• DATA FOR PROCESSING
•••

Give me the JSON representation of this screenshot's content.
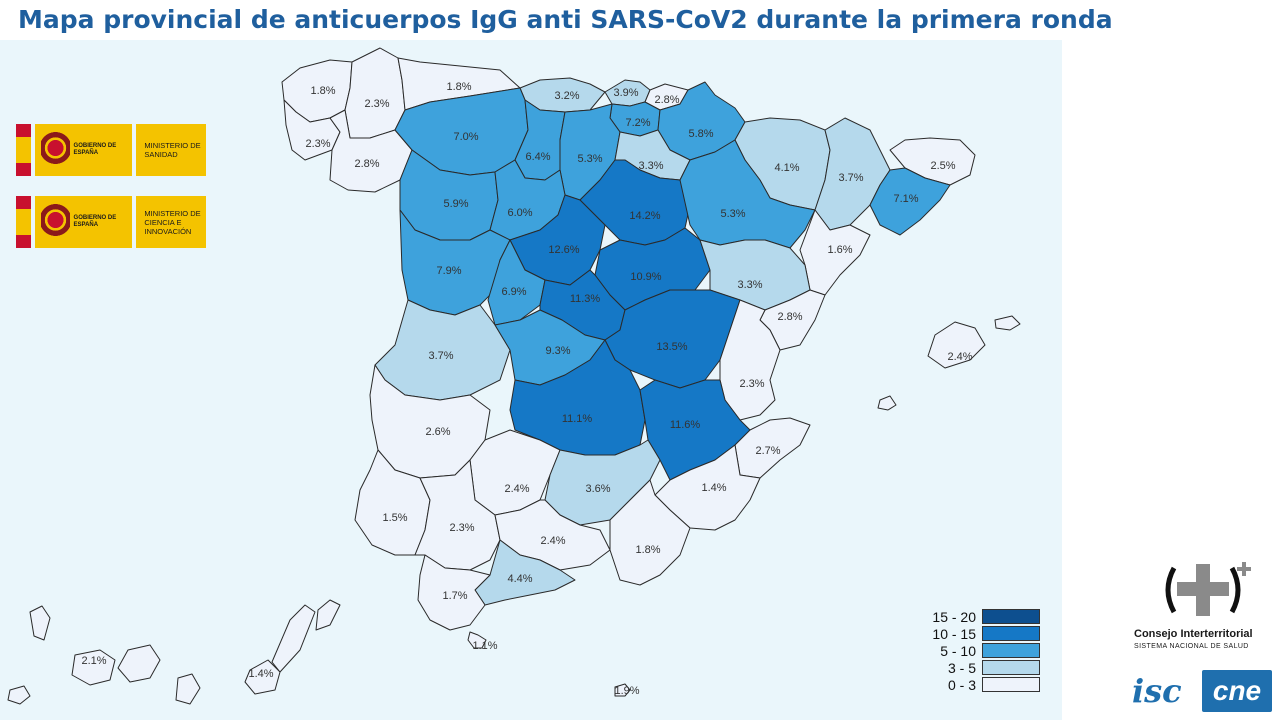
{
  "title": "Mapa provincial de anticuerpos IgG anti SARS-CoV2 durante la primera ronda",
  "colors": {
    "range_15_20": "#0d4f8f",
    "range_10_15": "#1578c6",
    "range_5_10": "#3ea2dc",
    "range_3_5": "#b5d9ec",
    "range_0_3": "#eef3fb",
    "title": "#1f5f9e",
    "sea": "#eaf6fb"
  },
  "logos": {
    "gov1": {
      "gov_text": "GOBIERNO DE ESPAÑA",
      "ministry_text": "MINISTERIO DE SANIDAD"
    },
    "gov2": {
      "gov_text": "GOBIERNO DE ESPAÑA",
      "ministry_text": "MINISTERIO DE CIENCIA E INNOVACIÓN"
    },
    "ci_line1": "Consejo Interterritorial",
    "ci_line2": "SISTEMA NACIONAL DE SALUD",
    "isc_text": "isc",
    "cne_text": "cne"
  },
  "legend": [
    {
      "label": "15 - 20",
      "color": "#0d4f8f"
    },
    {
      "label": "10 - 15",
      "color": "#1578c6"
    },
    {
      "label": "5 - 10",
      "color": "#3ea2dc"
    },
    {
      "label": "3 - 5",
      "color": "#b5d9ec"
    },
    {
      "label": "0 - 3",
      "color": "#eef3fb"
    }
  ],
  "provinces": [
    {
      "label": "1.8%",
      "value": 1.8
    },
    {
      "label": "2.3%",
      "value": 2.3
    },
    {
      "label": "2.3%",
      "value": 2.3
    },
    {
      "label": "2.8%",
      "value": 2.8
    },
    {
      "label": "1.8%",
      "value": 1.8
    },
    {
      "label": "3.2%",
      "value": 3.2
    },
    {
      "label": "3.9%",
      "value": 3.9
    },
    {
      "label": "2.8%",
      "value": 2.8
    },
    {
      "label": "7.2%",
      "value": 7.2
    },
    {
      "label": "5.8%",
      "value": 5.8
    },
    {
      "label": "7.0%",
      "value": 7.0
    },
    {
      "label": "6.4%",
      "value": 6.4
    },
    {
      "label": "5.3%",
      "value": 5.3
    },
    {
      "label": "3.3%",
      "value": 3.3
    },
    {
      "label": "4.1%",
      "value": 4.1
    },
    {
      "label": "3.7%",
      "value": 3.7
    },
    {
      "label": "2.5%",
      "value": 2.5
    },
    {
      "label": "7.1%",
      "value": 7.1
    },
    {
      "label": "5.9%",
      "value": 5.9
    },
    {
      "label": "6.0%",
      "value": 6.0
    },
    {
      "label": "14.2%",
      "value": 14.2
    },
    {
      "label": "5.3%",
      "value": 5.3
    },
    {
      "label": "1.6%",
      "value": 1.6
    },
    {
      "label": "12.6%",
      "value": 12.6
    },
    {
      "label": "7.9%",
      "value": 7.9
    },
    {
      "label": "6.9%",
      "value": 6.9
    },
    {
      "label": "10.9%",
      "value": 10.9
    },
    {
      "label": "11.3%",
      "value": 11.3
    },
    {
      "label": "3.3%",
      "value": 3.3
    },
    {
      "label": "2.8%",
      "value": 2.8
    },
    {
      "label": "3.7%",
      "value": 3.7
    },
    {
      "label": "9.3%",
      "value": 9.3
    },
    {
      "label": "13.5%",
      "value": 13.5
    },
    {
      "label": "2.3%",
      "value": 2.3
    },
    {
      "label": "2.4%",
      "value": 2.4
    },
    {
      "label": "2.6%",
      "value": 2.6
    },
    {
      "label": "11.1%",
      "value": 11.1
    },
    {
      "label": "11.6%",
      "value": 11.6
    },
    {
      "label": "2.7%",
      "value": 2.7
    },
    {
      "label": "2.4%",
      "value": 2.4
    },
    {
      "label": "3.6%",
      "value": 3.6
    },
    {
      "label": "1.4%",
      "value": 1.4
    },
    {
      "label": "1.5%",
      "value": 1.5
    },
    {
      "label": "2.3%",
      "value": 2.3
    },
    {
      "label": "2.4%",
      "value": 2.4
    },
    {
      "label": "1.8%",
      "value": 1.8
    },
    {
      "label": "4.4%",
      "value": 4.4
    },
    {
      "label": "1.7%",
      "value": 1.7
    },
    {
      "label": "1.1%",
      "value": 1.1
    },
    {
      "label": "2.1%",
      "value": 2.1
    },
    {
      "label": "1.4%",
      "value": 1.4
    },
    {
      "label": "1.9%",
      "value": 1.9
    }
  ]
}
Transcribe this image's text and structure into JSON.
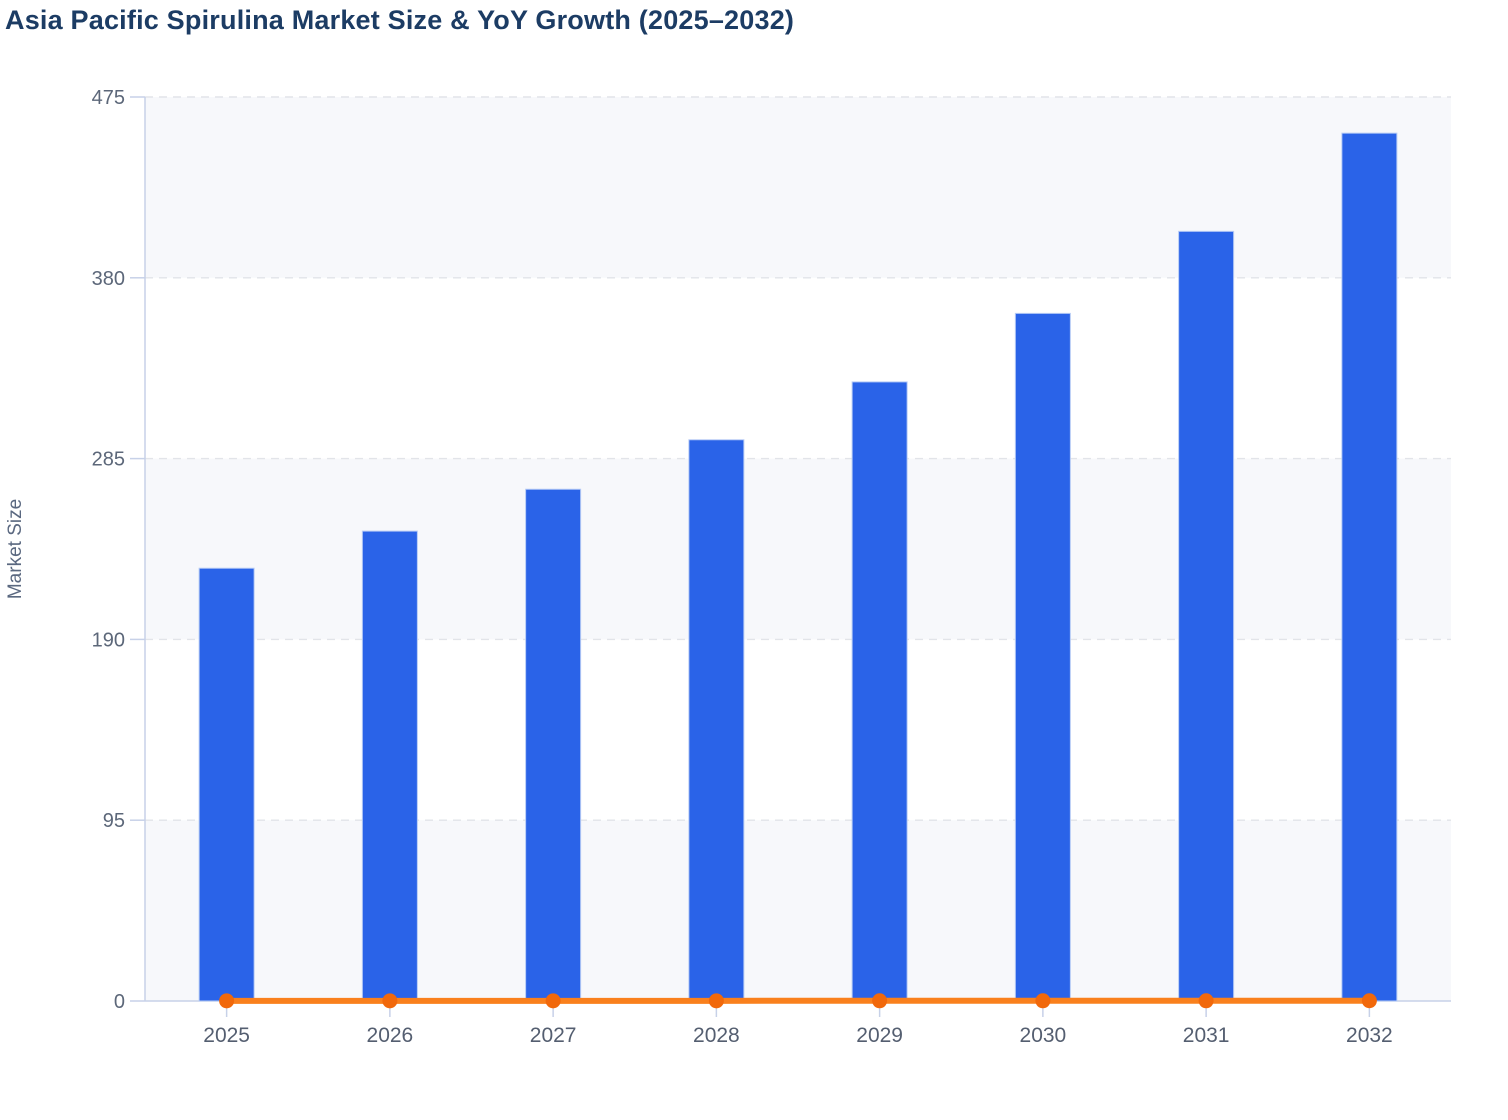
{
  "chart_data": {
    "type": "bar",
    "title": "Asia Pacific Spirulina Market Size & YoY Growth (2025–2032)",
    "ylabel": "Market Size",
    "xlabel": "",
    "categories": [
      "2025",
      "2026",
      "2027",
      "2028",
      "2029",
      "2030",
      "2031",
      "2032"
    ],
    "series": [
      {
        "name": "Market Size",
        "type": "bar",
        "color": "#2a63e8",
        "values": [
          227.4,
          246.9,
          268.9,
          294.9,
          325.3,
          361.3,
          404.4,
          456.0
        ]
      },
      {
        "name": "YoY Growth",
        "type": "line",
        "color": "#f9801d",
        "point_color": "#f1680b",
        "values": [
          0.09,
          0.086,
          0.089,
          0.097,
          0.103,
          0.111,
          0.119,
          0.128
        ],
        "note": "fractional YoY growth plotted on the Market Size axis, so the line renders flat along y≈0 with a marker dot at every year"
      }
    ],
    "ylim": [
      0,
      475
    ],
    "yticks": [
      0,
      95,
      190,
      285,
      380,
      475
    ],
    "grid": "horizontal dashed gridlines",
    "plot_bands": "alternating horizontal band shading (0–95, 190–285, 380–475 shaded)",
    "legend": "none"
  },
  "colors": {
    "background": "#ffffff",
    "title": "#1c3c64",
    "axis_line": "#c7d1e8",
    "gridline": "#e2e4e9",
    "band_fill": "#f7f8fb",
    "tick_label": "#5c6779",
    "x_tick_label": "#545e70",
    "bar_fill": "#2a63e8",
    "bar_stroke": "#b7cbf5",
    "line": "#f9801d",
    "point": "#f1680b",
    "axis_title": "#5a6880"
  }
}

•••

• WRITTEN INSTRUCTION
No pictures belong in the copy; quote exactly the lines from the line containing "Transcribe this image's" through the final line of the material, both ends included.

• EXPECTED OUTPUT
Transcribe this image's text and structure into JSON.
{
  "chart_data": {
    "type": "bar",
    "title": "Asia Pacific Spirulina Market Size & YoY Growth (2025–2032)",
    "ylabel": "Market Size",
    "xlabel": "",
    "categories": [
      "2025",
      "2026",
      "2027",
      "2028",
      "2029",
      "2030",
      "2031",
      "2032"
    ],
    "series": [
      {
        "name": "Market Size",
        "type": "bar",
        "color": "#2a63e8",
        "values": [
          227.4,
          246.9,
          268.9,
          294.9,
          325.3,
          361.3,
          404.4,
          456.0
        ]
      },
      {
        "name": "YoY Growth",
        "type": "line",
        "color": "#f9801d",
        "point_color": "#f1680b",
        "values": [
          0.09,
          0.086,
          0.089,
          0.097,
          0.103,
          0.111,
          0.119,
          0.128
        ],
        "note": "fractional YoY growth plotted on the Market Size axis, so the line renders flat along y≈0 with a marker dot at every year"
      }
    ],
    "ylim": [
      0,
      475
    ],
    "yticks": [
      0,
      95,
      190,
      285,
      380,
      475
    ],
    "grid": "horizontal dashed gridlines",
    "plot_bands": "alternating horizontal band shading (0–95, 190–285, 380–475 shaded)",
    "legend": "none"
  },
  "colors": {
    "background": "#ffffff",
    "title": "#1c3c64",
    "axis_line": "#c7d1e8",
    "gridline": "#e2e4e9",
    "band_fill": "#f7f8fb",
    "tick_label": "#5c6779",
    "x_tick_label": "#545e70",
    "bar_fill": "#2a63e8",
    "bar_stroke": "#b7cbf5",
    "line": "#f9801d",
    "point": "#f1680b",
    "axis_title": "#5a6880"
  }
}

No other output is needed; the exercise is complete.